━━━ Material shown

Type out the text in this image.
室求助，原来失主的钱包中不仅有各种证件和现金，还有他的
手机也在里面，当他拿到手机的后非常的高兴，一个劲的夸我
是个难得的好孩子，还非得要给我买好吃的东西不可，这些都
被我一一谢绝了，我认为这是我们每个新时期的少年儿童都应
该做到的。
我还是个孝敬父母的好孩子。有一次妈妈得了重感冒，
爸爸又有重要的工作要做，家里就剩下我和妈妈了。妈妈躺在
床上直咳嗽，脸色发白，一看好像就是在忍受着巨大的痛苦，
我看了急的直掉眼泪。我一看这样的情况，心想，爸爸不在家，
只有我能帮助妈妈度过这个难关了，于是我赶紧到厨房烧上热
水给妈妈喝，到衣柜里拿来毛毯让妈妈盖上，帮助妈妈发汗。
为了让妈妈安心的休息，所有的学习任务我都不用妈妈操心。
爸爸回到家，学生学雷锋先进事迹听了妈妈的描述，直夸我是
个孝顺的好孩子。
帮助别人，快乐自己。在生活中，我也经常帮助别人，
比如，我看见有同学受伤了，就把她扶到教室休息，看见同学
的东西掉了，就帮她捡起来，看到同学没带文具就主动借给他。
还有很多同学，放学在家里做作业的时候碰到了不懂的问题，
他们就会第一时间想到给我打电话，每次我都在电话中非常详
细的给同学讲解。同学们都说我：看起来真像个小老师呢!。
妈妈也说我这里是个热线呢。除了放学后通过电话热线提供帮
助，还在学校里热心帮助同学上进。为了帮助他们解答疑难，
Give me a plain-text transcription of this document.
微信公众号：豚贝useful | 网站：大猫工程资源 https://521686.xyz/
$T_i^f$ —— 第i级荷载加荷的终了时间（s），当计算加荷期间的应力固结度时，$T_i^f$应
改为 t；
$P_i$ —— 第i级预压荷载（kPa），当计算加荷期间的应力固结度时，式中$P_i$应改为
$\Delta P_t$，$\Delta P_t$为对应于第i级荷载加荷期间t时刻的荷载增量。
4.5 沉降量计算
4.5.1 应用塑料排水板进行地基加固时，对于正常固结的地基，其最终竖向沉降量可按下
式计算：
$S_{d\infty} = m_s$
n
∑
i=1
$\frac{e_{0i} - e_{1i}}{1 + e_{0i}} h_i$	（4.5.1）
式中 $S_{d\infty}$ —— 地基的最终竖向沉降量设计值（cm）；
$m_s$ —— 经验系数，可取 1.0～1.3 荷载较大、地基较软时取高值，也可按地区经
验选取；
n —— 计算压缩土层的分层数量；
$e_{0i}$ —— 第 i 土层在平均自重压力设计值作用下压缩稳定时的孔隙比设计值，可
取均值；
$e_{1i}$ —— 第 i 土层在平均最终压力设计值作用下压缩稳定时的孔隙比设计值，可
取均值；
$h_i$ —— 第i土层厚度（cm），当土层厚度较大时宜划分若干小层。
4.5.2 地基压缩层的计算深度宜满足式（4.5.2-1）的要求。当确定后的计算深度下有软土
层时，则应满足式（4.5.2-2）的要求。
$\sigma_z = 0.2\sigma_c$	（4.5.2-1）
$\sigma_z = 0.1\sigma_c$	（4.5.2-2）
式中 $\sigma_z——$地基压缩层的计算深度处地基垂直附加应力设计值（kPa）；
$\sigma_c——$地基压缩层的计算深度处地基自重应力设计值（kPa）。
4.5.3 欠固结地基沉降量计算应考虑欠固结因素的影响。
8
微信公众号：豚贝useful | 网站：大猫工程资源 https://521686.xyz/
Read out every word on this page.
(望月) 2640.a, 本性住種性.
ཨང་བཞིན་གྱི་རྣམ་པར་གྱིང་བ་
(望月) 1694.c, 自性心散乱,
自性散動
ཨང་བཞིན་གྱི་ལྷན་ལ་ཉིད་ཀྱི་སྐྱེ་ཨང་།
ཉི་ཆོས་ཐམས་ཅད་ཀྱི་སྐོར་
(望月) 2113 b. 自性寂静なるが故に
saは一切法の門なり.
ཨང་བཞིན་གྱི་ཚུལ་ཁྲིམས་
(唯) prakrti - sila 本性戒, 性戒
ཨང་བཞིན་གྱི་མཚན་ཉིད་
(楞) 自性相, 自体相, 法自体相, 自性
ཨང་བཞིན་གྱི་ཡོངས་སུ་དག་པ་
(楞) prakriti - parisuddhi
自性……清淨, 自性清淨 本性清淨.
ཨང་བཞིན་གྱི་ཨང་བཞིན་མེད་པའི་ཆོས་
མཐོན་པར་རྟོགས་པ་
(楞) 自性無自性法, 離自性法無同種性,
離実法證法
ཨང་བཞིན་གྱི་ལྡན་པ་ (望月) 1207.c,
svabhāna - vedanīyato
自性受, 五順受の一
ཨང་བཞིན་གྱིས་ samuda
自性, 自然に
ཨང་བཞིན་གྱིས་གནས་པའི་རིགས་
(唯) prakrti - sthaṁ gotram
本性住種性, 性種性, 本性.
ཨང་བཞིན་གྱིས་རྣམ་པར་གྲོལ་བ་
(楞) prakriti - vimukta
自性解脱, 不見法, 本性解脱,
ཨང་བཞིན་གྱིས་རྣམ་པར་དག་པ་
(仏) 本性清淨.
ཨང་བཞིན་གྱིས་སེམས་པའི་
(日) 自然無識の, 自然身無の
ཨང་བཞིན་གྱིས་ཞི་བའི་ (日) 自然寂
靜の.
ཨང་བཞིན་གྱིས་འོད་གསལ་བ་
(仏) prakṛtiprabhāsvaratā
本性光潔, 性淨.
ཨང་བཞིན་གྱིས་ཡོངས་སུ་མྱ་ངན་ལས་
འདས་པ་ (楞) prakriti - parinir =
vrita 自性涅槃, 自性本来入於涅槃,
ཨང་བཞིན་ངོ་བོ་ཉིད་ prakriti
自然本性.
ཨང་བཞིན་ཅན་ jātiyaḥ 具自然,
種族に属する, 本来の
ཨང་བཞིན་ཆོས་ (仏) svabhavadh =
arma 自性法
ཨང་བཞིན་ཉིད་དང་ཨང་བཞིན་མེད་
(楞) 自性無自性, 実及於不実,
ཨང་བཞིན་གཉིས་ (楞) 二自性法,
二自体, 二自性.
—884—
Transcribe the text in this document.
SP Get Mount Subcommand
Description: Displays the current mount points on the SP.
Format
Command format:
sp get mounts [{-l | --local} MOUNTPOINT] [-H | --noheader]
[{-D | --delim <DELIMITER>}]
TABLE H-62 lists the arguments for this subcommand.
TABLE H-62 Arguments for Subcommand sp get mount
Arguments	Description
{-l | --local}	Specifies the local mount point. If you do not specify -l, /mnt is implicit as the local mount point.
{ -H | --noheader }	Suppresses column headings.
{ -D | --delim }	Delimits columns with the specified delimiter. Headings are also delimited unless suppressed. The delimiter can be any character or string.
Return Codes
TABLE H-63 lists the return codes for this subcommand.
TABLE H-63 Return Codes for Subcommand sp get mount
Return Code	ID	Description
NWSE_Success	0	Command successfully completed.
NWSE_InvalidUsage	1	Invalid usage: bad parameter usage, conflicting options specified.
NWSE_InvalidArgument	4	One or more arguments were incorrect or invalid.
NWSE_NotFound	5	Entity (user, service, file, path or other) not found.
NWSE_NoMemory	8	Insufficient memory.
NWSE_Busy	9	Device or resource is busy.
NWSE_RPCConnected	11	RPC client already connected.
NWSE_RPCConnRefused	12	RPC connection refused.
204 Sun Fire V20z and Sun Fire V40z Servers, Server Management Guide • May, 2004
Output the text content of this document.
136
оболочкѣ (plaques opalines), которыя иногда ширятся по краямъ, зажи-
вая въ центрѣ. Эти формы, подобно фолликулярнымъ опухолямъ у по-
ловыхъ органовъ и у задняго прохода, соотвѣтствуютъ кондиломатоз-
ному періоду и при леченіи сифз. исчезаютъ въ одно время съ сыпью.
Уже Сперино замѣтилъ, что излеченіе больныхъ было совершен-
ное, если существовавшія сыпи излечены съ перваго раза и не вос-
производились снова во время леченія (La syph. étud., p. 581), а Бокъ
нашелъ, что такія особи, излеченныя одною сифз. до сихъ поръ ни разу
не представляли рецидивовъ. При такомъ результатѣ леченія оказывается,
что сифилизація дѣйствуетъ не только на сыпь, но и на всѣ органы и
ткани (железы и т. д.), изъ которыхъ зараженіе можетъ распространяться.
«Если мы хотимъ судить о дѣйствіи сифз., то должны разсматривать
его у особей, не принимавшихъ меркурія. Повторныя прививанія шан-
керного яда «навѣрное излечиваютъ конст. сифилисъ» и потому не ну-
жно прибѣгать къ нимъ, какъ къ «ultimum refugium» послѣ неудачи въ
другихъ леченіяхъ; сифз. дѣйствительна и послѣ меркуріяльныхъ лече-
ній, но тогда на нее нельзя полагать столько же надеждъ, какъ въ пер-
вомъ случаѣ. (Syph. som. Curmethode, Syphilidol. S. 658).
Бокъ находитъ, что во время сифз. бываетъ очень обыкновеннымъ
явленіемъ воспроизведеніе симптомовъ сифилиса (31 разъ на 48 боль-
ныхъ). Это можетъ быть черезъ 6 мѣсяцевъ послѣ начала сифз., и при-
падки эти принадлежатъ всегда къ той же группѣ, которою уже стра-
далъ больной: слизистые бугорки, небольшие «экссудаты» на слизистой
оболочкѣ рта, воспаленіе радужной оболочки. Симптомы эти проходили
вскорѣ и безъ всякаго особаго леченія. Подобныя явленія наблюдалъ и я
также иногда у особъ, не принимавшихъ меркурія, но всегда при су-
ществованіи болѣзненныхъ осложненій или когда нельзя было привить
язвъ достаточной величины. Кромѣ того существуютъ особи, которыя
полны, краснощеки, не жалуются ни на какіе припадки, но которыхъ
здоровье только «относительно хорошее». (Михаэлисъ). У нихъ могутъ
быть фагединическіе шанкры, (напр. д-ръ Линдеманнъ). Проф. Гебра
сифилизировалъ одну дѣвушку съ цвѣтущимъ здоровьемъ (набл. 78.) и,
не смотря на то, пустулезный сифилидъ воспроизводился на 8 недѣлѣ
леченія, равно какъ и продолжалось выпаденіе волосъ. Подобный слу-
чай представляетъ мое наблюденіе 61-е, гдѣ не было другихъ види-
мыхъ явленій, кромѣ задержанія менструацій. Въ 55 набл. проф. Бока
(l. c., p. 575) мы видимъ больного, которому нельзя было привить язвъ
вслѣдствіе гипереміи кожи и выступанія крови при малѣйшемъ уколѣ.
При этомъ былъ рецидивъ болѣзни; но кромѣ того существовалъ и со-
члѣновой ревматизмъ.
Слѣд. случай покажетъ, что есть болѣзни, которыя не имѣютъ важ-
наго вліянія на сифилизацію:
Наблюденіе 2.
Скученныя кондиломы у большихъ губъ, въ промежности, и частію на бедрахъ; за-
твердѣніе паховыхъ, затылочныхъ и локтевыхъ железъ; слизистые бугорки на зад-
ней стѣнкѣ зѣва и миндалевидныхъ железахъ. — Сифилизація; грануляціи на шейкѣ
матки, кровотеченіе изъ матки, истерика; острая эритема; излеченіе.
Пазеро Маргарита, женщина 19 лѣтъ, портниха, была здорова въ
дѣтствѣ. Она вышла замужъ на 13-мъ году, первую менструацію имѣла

━━━━━━

What you need to do: Extract every line of the records above that contains the word "того".

Task result:
язвъ достаточной величины. Кромѣ того существуютъ особи, которыя
При этомъ былъ рецидивъ болѣзни; но кромѣ того существовалъ и со-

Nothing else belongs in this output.